● **What to work on**: Identify the lines that include the word "grid", then copy all of them.

>> Start

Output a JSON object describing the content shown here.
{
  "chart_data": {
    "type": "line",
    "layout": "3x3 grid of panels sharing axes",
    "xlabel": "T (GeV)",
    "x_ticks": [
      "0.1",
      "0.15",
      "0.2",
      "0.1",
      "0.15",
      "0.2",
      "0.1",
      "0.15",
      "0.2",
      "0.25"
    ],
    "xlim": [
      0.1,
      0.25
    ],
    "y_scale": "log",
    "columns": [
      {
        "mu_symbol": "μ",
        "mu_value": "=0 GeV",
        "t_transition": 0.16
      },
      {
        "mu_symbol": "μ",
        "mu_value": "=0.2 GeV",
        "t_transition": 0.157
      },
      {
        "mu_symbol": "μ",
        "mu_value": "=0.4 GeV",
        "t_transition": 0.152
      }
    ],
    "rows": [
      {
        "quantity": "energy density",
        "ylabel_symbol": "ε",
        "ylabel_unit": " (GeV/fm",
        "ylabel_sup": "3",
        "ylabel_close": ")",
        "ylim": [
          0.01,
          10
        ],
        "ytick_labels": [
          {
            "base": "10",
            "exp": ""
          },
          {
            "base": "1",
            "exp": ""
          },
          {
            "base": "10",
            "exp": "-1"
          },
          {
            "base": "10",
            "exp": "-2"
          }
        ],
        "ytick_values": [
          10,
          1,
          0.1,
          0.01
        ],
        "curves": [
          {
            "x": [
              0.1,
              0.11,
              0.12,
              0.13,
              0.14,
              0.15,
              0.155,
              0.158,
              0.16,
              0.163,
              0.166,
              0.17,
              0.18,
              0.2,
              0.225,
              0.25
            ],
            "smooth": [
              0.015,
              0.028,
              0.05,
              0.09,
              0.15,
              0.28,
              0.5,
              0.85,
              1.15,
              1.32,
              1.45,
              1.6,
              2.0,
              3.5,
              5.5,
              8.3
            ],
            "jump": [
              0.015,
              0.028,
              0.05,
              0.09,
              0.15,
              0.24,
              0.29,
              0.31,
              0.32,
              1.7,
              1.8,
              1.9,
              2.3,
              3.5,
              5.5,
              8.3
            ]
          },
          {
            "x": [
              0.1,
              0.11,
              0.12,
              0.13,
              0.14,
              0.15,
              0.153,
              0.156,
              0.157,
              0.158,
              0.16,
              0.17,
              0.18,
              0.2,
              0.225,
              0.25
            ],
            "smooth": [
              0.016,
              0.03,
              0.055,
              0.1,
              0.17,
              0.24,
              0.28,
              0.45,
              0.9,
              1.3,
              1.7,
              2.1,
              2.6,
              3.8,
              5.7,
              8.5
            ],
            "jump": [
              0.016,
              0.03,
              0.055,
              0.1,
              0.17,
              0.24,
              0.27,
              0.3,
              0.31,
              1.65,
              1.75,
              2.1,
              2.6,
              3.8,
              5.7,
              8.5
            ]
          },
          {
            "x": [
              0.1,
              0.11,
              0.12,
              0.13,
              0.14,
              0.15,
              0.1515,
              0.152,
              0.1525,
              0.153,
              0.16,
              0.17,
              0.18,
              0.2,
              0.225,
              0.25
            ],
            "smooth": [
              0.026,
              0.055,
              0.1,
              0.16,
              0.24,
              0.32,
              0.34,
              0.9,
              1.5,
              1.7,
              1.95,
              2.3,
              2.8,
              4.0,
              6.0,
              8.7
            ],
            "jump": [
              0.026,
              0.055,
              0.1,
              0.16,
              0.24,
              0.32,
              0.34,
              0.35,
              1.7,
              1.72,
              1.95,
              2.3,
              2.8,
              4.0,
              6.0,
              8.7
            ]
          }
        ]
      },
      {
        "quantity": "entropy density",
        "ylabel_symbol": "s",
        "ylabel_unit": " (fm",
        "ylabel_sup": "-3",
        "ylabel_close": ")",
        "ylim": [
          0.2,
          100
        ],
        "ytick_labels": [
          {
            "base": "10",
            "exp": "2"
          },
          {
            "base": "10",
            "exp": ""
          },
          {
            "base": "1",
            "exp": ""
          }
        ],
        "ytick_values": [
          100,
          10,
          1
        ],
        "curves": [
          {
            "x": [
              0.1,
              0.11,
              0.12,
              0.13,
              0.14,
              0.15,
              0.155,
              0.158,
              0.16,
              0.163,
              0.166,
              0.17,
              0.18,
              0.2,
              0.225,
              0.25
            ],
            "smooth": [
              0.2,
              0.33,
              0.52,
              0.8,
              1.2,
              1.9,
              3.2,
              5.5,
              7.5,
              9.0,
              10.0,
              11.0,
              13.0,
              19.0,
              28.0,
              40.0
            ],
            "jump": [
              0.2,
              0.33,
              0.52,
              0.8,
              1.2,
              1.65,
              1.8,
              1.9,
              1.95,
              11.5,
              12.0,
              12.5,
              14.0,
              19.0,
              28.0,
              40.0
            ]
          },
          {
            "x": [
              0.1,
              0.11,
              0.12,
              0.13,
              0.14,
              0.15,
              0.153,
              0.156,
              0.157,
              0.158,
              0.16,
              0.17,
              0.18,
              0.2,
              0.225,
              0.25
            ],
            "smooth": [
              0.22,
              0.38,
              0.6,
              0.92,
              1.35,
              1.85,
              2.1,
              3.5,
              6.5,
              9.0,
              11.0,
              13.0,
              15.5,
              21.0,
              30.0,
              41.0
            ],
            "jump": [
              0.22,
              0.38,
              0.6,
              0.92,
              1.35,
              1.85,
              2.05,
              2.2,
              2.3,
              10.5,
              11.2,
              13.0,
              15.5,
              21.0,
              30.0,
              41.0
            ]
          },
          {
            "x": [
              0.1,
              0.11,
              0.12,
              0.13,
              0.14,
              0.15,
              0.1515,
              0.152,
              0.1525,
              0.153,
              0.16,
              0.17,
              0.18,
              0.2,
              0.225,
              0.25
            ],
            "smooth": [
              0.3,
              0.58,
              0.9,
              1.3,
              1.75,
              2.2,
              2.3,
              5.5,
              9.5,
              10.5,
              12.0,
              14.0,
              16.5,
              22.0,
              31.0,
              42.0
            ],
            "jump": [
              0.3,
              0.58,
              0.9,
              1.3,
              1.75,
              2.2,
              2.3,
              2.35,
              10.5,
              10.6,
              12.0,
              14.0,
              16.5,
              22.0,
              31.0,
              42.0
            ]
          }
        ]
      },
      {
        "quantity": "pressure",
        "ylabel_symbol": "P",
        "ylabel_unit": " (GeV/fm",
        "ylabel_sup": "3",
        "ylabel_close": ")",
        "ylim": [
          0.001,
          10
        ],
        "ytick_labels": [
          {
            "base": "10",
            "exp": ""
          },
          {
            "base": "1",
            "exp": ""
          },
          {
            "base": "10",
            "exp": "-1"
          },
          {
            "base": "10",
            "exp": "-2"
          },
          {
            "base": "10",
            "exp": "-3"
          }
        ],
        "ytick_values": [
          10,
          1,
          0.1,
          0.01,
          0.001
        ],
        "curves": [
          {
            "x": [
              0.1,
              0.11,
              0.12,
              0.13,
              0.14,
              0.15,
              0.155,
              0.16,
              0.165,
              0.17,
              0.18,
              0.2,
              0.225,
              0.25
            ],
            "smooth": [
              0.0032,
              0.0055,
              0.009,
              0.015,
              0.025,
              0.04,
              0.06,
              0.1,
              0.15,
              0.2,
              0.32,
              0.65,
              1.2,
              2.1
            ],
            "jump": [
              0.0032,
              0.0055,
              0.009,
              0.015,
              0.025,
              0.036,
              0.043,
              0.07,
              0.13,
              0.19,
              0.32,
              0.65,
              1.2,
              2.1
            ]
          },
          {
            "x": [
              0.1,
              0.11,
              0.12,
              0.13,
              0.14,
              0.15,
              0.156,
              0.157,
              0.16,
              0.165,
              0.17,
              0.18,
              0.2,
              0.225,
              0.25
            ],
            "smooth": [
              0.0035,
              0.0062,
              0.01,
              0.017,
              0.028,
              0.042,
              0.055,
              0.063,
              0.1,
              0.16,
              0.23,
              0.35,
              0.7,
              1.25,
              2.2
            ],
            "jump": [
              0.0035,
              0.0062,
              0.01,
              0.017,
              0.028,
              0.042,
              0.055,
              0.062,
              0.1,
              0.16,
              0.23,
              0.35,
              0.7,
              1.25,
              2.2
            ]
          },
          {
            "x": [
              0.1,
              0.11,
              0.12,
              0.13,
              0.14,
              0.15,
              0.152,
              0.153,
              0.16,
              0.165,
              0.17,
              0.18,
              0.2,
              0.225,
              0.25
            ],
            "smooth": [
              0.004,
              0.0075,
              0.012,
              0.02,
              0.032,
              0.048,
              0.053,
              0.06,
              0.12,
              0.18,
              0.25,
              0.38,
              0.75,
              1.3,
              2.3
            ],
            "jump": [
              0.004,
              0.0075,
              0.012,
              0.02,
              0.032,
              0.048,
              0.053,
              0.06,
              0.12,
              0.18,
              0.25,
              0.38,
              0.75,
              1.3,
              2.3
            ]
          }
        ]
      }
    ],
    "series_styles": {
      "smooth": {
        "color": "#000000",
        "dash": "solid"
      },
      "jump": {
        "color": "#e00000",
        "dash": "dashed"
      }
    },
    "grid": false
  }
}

>> End

● **Result of the task**:
    "layout": "3x3 grid of panels sharing axes",
    "grid": false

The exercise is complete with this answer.